***** Data to use

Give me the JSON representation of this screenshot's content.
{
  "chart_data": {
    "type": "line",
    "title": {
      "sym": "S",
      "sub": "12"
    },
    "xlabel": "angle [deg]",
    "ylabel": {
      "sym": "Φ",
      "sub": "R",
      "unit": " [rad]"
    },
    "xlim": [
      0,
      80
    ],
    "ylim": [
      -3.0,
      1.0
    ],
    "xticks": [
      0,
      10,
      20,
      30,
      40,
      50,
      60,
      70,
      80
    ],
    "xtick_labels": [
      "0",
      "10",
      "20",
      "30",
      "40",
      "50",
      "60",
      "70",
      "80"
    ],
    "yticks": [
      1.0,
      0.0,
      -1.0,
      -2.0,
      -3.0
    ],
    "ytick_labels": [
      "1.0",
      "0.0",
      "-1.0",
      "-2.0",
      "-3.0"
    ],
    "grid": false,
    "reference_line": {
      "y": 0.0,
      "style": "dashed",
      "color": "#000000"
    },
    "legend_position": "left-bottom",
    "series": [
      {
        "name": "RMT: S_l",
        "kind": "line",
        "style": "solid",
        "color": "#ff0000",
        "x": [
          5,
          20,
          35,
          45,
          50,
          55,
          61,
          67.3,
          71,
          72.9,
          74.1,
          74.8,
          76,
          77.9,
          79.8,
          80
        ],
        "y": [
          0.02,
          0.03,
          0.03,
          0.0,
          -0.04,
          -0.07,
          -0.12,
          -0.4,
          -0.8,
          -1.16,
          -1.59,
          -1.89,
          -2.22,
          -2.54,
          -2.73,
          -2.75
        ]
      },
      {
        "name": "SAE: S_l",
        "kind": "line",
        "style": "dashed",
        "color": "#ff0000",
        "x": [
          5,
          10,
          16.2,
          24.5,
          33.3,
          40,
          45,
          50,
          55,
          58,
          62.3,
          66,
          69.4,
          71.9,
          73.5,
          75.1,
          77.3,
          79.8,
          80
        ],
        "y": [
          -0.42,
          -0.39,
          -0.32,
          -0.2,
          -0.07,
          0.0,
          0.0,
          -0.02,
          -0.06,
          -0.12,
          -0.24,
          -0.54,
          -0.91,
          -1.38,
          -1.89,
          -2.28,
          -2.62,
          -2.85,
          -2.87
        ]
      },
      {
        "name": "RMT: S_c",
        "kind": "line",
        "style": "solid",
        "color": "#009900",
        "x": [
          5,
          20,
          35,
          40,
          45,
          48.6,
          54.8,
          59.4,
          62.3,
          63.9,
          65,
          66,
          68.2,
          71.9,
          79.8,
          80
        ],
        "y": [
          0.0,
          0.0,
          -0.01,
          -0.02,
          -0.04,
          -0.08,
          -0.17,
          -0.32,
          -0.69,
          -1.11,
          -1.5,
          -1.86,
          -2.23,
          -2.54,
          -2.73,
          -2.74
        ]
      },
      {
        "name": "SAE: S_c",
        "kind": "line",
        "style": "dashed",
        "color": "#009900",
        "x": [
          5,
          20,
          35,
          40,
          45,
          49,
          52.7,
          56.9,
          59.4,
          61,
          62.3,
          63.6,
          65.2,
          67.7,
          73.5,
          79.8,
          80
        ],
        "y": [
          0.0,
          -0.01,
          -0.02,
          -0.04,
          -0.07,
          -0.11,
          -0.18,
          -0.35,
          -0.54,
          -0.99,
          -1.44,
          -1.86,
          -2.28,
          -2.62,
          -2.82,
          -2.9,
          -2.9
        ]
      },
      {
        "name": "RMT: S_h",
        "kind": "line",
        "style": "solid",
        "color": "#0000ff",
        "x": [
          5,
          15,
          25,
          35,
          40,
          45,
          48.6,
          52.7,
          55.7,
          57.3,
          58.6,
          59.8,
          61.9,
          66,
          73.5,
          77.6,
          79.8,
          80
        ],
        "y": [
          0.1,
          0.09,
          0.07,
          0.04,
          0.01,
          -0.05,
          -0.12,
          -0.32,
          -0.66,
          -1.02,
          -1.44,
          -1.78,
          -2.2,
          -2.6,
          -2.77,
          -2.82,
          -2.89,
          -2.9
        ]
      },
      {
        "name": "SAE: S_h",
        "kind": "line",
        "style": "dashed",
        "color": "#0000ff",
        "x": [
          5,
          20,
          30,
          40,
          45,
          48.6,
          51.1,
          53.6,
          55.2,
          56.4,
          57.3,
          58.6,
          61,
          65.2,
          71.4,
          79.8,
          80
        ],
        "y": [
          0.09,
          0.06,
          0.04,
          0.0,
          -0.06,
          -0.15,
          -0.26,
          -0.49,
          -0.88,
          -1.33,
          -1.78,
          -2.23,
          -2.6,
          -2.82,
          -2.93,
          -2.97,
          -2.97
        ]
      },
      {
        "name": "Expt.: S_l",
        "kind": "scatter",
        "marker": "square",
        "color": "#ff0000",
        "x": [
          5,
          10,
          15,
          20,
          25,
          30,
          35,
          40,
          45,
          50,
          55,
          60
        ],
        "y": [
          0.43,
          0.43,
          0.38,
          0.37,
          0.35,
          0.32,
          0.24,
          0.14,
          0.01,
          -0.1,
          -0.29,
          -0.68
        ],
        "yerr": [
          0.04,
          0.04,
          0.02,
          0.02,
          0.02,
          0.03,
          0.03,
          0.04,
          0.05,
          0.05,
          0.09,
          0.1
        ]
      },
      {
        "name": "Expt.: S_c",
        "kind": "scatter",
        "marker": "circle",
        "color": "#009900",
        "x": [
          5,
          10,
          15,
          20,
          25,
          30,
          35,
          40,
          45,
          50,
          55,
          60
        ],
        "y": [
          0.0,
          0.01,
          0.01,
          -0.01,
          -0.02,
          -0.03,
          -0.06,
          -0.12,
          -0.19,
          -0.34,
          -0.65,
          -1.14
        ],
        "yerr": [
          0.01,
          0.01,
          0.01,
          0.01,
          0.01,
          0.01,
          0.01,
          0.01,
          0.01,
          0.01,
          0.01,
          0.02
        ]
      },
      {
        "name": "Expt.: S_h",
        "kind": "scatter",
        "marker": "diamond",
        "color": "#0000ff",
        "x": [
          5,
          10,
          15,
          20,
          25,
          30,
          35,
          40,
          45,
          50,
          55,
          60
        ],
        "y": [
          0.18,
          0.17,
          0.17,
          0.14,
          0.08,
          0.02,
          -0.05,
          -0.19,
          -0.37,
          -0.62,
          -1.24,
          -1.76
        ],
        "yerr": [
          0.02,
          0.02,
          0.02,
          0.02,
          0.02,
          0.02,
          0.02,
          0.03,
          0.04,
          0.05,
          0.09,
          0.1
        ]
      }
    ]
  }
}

**********

Task directions =>
Restate all of the entries above precisely.

Answer to this task =>
Give me the JSON representation of this screenshot's content.
{
  "chart_data": {
    "type": "line",
    "title": {
      "sym": "S",
      "sub": "12"
    },
    "xlabel": "angle [deg]",
    "ylabel": {
      "sym": "Φ",
      "sub": "R",
      "unit": " [rad]"
    },
    "xlim": [
      0,
      80
    ],
    "ylim": [
      -3.0,
      1.0
    ],
    "xticks": [
      0,
      10,
      20,
      30,
      40,
      50,
      60,
      70,
      80
    ],
    "xtick_labels": [
      "0",
      "10",
      "20",
      "30",
      "40",
      "50",
      "60",
      "70",
      "80"
    ],
    "yticks": [
      1.0,
      0.0,
      -1.0,
      -2.0,
      -3.0
    ],
    "ytick_labels": [
      "1.0",
      "0.0",
      "-1.0",
      "-2.0",
      "-3.0"
    ],
    "grid": false,
    "reference_line": {
      "y": 0.0,
      "style": "dashed",
      "color": "#000000"
    },
    "legend_position": "left-bottom",
    "series": [
      {
        "name": "RMT: S_l",
        "kind": "line",
        "style": "solid",
        "color": "#ff0000",
        "x": [
          5,
          20,
          35,
          45,
          50,
          55,
          61,
          67.3,
          71,
          72.9,
          74.1,
          74.8,
          76,
          77.9,
          79.8,
          80
        ],
        "y": [
          0.02,
          0.03,
          0.03,
          0.0,
          -0.04,
          -0.07,
          -0.12,
          -0.4,
          -0.8,
          -1.16,
          -1.59,
          -1.89,
          -2.22,
          -2.54,
          -2.73,
          -2.75
        ]
      },
      {
        "name": "SAE: S_l",
        "kind": "line",
        "style": "dashed",
        "color": "#ff0000",
        "x": [
          5,
          10,
          16.2,
          24.5,
          33.3,
          40,
          45,
          50,
          55,
          58,
          62.3,
          66,
          69.4,
          71.9,
          73.5,
          75.1,
          77.3,
          79.8,
          80
        ],
        "y": [
          -0.42,
          -0.39,
          -0.32,
          -0.2,
          -0.07,
          0.0,
          0.0,
          -0.02,
          -0.06,
          -0.12,
          -0.24,
          -0.54,
          -0.91,
          -1.38,
          -1.89,
          -2.28,
          -2.62,
          -2.85,
          -2.87
        ]
      },
      {
        "name": "RMT: S_c",
        "kind": "line",
        "style": "solid",
        "color": "#009900",
        "x": [
          5,
          20,
          35,
          40,
          45,
          48.6,
          54.8,
          59.4,
          62.3,
          63.9,
          65,
          66,
          68.2,
          71.9,
          79.8,
          80
        ],
        "y": [
          0.0,
          0.0,
          -0.01,
          -0.02,
          -0.04,
          -0.08,
          -0.17,
          -0.32,
          -0.69,
          -1.11,
          -1.5,
          -1.86,
          -2.23,
          -2.54,
          -2.73,
          -2.74
        ]
      },
      {
        "name": "SAE: S_c",
        "kind": "line",
        "style": "dashed",
        "color": "#009900",
        "x": [
          5,
          20,
          35,
          40,
          45,
          49,
          52.7,
          56.9,
          59.4,
          61,
          62.3,
          63.6,
          65.2,
          67.7,
          73.5,
          79.8,
          80
        ],
        "y": [
          0.0,
          -0.01,
          -0.02,
          -0.04,
          -0.07,
          -0.11,
          -0.18,
          -0.35,
          -0.54,
          -0.99,
          -1.44,
          -1.86,
          -2.28,
          -2.62,
          -2.82,
          -2.9,
          -2.9
        ]
      },
      {
        "name": "RMT: S_h",
        "kind": "line",
        "style": "solid",
        "color": "#0000ff",
        "x": [
          5,
          15,
          25,
          35,
          40,
          45,
          48.6,
          52.7,
          55.7,
          57.3,
          58.6,
          59.8,
          61.9,
          66,
          73.5,
          77.6,
          79.8,
          80
        ],
        "y": [
          0.1,
          0.09,
          0.07,
          0.04,
          0.01,
          -0.05,
          -0.12,
          -0.32,
          -0.66,
          -1.02,
          -1.44,
          -1.78,
          -2.2,
          -2.6,
          -2.77,
          -2.82,
          -2.89,
          -2.9
        ]
      },
      {
        "name": "SAE: S_h",
        "kind": "line",
        "style": "dashed",
        "color": "#0000ff",
        "x": [
          5,
          20,
          30,
          40,
          45,
          48.6,
          51.1,
          53.6,
          55.2,
          56.4,
          57.3,
          58.6,
          61,
          65.2,
          71.4,
          79.8,
          80
        ],
        "y": [
          0.09,
          0.06,
          0.04,
          0.0,
          -0.06,
          -0.15,
          -0.26,
          -0.49,
          -0.88,
          -1.33,
          -1.78,
          -2.23,
          -2.6,
          -2.82,
          -2.93,
          -2.97,
          -2.97
        ]
      },
      {
        "name": "Expt.: S_l",
        "kind": "scatter",
        "marker": "square",
        "color": "#ff0000",
        "x": [
          5,
          10,
          15,
          20,
          25,
          30,
          35,
          40,
          45,
          50,
          55,
          60
        ],
        "y": [
          0.43,
          0.43,
          0.38,
          0.37,
          0.35,
          0.32,
          0.24,
          0.14,
          0.01,
          -0.1,
          -0.29,
          -0.68
        ],
        "yerr": [
          0.04,
          0.04,
          0.02,
          0.02,
          0.02,
          0.03,
          0.03,
          0.04,
          0.05,
          0.05,
          0.09,
          0.1
        ]
      },
      {
        "name": "Expt.: S_c",
        "kind": "scatter",
        "marker": "circle",
        "color": "#009900",
        "x": [
          5,
          10,
          15,
          20,
          25,
          30,
          35,
          40,
          45,
          50,
          55,
          60
        ],
        "y": [
          0.0,
          0.01,
          0.01,
          -0.01,
          -0.02,
          -0.03,
          -0.06,
          -0.12,
          -0.19,
          -0.34,
          -0.65,
          -1.14
        ],
        "yerr": [
          0.01,
          0.01,
          0.01,
          0.01,
          0.01,
          0.01,
          0.01,
          0.01,
          0.01,
          0.01,
          0.01,
          0.02
        ]
      },
      {
        "name": "Expt.: S_h",
        "kind": "scatter",
        "marker": "diamond",
        "color": "#0000ff",
        "x": [
          5,
          10,
          15,
          20,
          25,
          30,
          35,
          40,
          45,
          50,
          55,
          60
        ],
        "y": [
          0.18,
          0.17,
          0.17,
          0.14,
          0.08,
          0.02,
          -0.05,
          -0.19,
          -0.37,
          -0.62,
          -1.24,
          -1.76
        ],
        "yerr": [
          0.02,
          0.02,
          0.02,
          0.02,
          0.02,
          0.02,
          0.02,
          0.03,
          0.04,
          0.05,
          0.09,
          0.1
        ]
      }
    ]
  }
}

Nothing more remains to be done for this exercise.